Take all the material and copy it exactly.
** BEGIN MATERIAL SHOWN **
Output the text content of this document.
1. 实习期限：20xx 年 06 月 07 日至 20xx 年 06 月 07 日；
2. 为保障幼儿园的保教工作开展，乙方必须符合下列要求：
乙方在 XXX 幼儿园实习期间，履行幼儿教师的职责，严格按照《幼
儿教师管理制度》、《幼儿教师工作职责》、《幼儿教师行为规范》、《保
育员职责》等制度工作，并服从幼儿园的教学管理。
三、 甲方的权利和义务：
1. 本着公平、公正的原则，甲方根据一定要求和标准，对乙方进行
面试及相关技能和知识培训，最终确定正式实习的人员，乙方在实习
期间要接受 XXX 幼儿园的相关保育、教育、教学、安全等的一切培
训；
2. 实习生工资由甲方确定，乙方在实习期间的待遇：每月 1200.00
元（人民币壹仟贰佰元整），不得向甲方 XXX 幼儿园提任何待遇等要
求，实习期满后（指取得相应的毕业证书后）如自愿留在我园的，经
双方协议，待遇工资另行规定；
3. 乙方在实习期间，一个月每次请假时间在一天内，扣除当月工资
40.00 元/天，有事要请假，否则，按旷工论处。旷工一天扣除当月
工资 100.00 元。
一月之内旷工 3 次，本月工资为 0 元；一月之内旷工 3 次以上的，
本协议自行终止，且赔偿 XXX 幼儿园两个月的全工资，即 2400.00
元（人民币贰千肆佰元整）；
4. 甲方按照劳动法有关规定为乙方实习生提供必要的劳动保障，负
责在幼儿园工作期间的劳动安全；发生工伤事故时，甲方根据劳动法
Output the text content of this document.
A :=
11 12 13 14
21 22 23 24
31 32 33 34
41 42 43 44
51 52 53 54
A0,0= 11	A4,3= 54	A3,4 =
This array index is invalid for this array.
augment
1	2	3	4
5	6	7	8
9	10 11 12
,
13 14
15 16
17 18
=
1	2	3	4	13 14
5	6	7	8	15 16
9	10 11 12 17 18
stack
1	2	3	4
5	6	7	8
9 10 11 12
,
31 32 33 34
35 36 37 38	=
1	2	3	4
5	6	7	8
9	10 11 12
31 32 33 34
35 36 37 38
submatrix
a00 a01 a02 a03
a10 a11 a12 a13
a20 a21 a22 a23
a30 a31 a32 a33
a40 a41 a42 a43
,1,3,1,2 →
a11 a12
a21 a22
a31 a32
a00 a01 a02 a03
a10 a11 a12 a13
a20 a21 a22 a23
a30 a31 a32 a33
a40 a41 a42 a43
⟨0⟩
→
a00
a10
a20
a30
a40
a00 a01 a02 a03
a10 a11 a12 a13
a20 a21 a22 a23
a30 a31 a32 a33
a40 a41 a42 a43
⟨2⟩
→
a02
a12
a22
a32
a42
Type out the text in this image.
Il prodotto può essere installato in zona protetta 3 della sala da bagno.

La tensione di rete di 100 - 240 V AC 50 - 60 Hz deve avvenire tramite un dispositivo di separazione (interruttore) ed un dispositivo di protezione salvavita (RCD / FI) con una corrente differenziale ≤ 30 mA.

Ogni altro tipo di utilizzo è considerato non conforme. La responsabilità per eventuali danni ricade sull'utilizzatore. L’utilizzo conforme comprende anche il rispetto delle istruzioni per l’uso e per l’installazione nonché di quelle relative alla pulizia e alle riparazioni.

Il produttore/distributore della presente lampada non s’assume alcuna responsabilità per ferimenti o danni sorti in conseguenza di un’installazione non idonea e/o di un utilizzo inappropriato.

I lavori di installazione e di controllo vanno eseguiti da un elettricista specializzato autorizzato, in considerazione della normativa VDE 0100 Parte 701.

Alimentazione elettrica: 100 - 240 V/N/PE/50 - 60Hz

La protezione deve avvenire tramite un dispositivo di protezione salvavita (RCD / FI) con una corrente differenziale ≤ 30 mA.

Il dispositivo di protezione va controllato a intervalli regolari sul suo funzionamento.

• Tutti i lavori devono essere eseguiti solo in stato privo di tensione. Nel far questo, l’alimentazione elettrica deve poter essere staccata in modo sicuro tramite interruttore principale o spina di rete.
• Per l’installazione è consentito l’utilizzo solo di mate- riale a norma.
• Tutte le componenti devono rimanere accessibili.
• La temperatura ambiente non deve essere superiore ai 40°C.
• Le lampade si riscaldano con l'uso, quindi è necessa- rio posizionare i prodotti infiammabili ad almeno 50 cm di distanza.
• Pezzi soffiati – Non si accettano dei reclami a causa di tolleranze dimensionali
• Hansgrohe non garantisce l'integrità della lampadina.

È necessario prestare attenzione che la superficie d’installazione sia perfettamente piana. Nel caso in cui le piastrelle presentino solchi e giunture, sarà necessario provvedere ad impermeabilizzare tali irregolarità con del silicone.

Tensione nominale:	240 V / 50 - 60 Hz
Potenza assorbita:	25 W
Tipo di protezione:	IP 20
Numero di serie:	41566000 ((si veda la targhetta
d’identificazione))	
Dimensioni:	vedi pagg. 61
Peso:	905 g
** END MATERIAL SHOWN **
**WRITTEN REPLY:**
Output the text content of this document.
1. 实习期限：20xx 年 06 月 07 日至 20xx 年 06 月 07 日；
2. 为保障幼儿园的保教工作开展，乙方必须符合下列要求：
乙方在 XXX 幼儿园实习期间，履行幼儿教师的职责，严格按照《幼
儿教师管理制度》、《幼儿教师工作职责》、《幼儿教师行为规范》、《保
育员职责》等制度工作，并服从幼儿园的教学管理。
三、 甲方的权利和义务：
1. 本着公平、公正的原则，甲方根据一定要求和标准，对乙方进行
面试及相关技能和知识培训，最终确定正式实习的人员，乙方在实习
期间要接受 XXX 幼儿园的相关保育、教育、教学、安全等的一切培
训；
2. 实习生工资由甲方确定，乙方在实习期间的待遇：每月 1200.00
元（人民币壹仟贰佰元整），不得向甲方 XXX 幼儿园提任何待遇等要
求，实习期满后（指取得相应的毕业证书后）如自愿留在我园的，经
双方协议，待遇工资另行规定；
3. 乙方在实习期间，一个月每次请假时间在一天内，扣除当月工资
40.00 元/天，有事要请假，否则，按旷工论处。旷工一天扣除当月
工资 100.00 元。
一月之内旷工 3 次，本月工资为 0 元；一月之内旷工 3 次以上的，
本协议自行终止，且赔偿 XXX 幼儿园两个月的全工资，即 2400.00
元（人民币贰千肆佰元整）；
4. 甲方按照劳动法有关规定为乙方实习生提供必要的劳动保障，负
责在幼儿园工作期间的劳动安全；发生工伤事故时，甲方根据劳动法
Output the text content of this document.
A :=
11 12 13 14
21 22 23 24
31 32 33 34
41 42 43 44
51 52 53 54
A0,0= 11	A4,3= 54	A3,4 =
This array index is invalid for this array.
augment
1	2	3	4
5	6	7	8
9	10 11 12
,
13 14
15 16
17 18
=
1	2	3	4	13 14
5	6	7	8	15 16
9	10 11 12 17 18
stack
1	2	3	4
5	6	7	8
9 10 11 12
,
31 32 33 34
35 36 37 38	=
1	2	3	4
5	6	7	8
9	10 11 12
31 32 33 34
35 36 37 38
submatrix
a00 a01 a02 a03
a10 a11 a12 a13
a20 a21 a22 a23
a30 a31 a32 a33
a40 a41 a42 a43
,1,3,1,2 →
a11 a12
a21 a22
a31 a32
a00 a01 a02 a03
a10 a11 a12 a13
a20 a21 a22 a23
a30 a31 a32 a33
a40 a41 a42 a43
⟨0⟩
→
a00
a10
a20
a30
a40
a00 a01 a02 a03
a10 a11 a12 a13
a20 a21 a22 a23
a30 a31 a32 a33
a40 a41 a42 a43
⟨2⟩
→
a02
a12
a22
a32
a42
Type out the text in this image.
Il prodotto può essere installato in zona protetta 3 della sala da bagno.

La tensione di rete di 100 - 240 V AC 50 - 60 Hz deve avvenire tramite un dispositivo di separazione (interruttore) ed un dispositivo di protezione salvavita (RCD / FI) con una corrente differenziale ≤ 30 mA.

Ogni altro tipo di utilizzo è considerato non conforme. La responsabilità per eventuali danni ricade sull'utilizzatore. L’utilizzo conforme comprende anche il rispetto delle istruzioni per l’uso e per l’installazione nonché di quelle relative alla pulizia e alle riparazioni.

Il produttore/distributore della presente lampada non s’assume alcuna responsabilità per ferimenti o danni sorti in conseguenza di un’installazione non idonea e/o di un utilizzo inappropriato.

I lavori di installazione e di controllo vanno eseguiti da un elettricista specializzato autorizzato, in considerazione della normativa VDE 0100 Parte 701.

Alimentazione elettrica: 100 - 240 V/N/PE/50 - 60Hz

La protezione deve avvenire tramite un dispositivo di protezione salvavita (RCD / FI) con una corrente differenziale ≤ 30 mA.

Il dispositivo di protezione va controllato a intervalli regolari sul suo funzionamento.

• Tutti i lavori devono essere eseguiti solo in stato privo di tensione. Nel far questo, l’alimentazione elettrica deve poter essere staccata in modo sicuro tramite interruttore principale o spina di rete.
• Per l’installazione è consentito l’utilizzo solo di mate- riale a norma.
• Tutte le componenti devono rimanere accessibili.
• La temperatura ambiente non deve essere superiore ai 40°C.
• Le lampade si riscaldano con l'uso, quindi è necessa- rio posizionare i prodotti infiammabili ad almeno 50 cm di distanza.
• Pezzi soffiati – Non si accettano dei reclami a causa di tolleranze dimensionali
• Hansgrohe non garantisce l'integrità della lampadina.

È necessario prestare attenzione che la superficie d’installazione sia perfettamente piana. Nel caso in cui le piastrelle presentino solchi e giunture, sarà necessario provvedere ad impermeabilizzare tali irregolarità con del silicone.

Tensione nominale:	240 V / 50 - 60 Hz
Potenza assorbita:	25 W
Tipo di protezione:	IP 20
Numero di serie:	41566000 ((si veda la targhetta
d’identificazione))	
Dimensioni:	vedi pagg. 61
Peso:	905 g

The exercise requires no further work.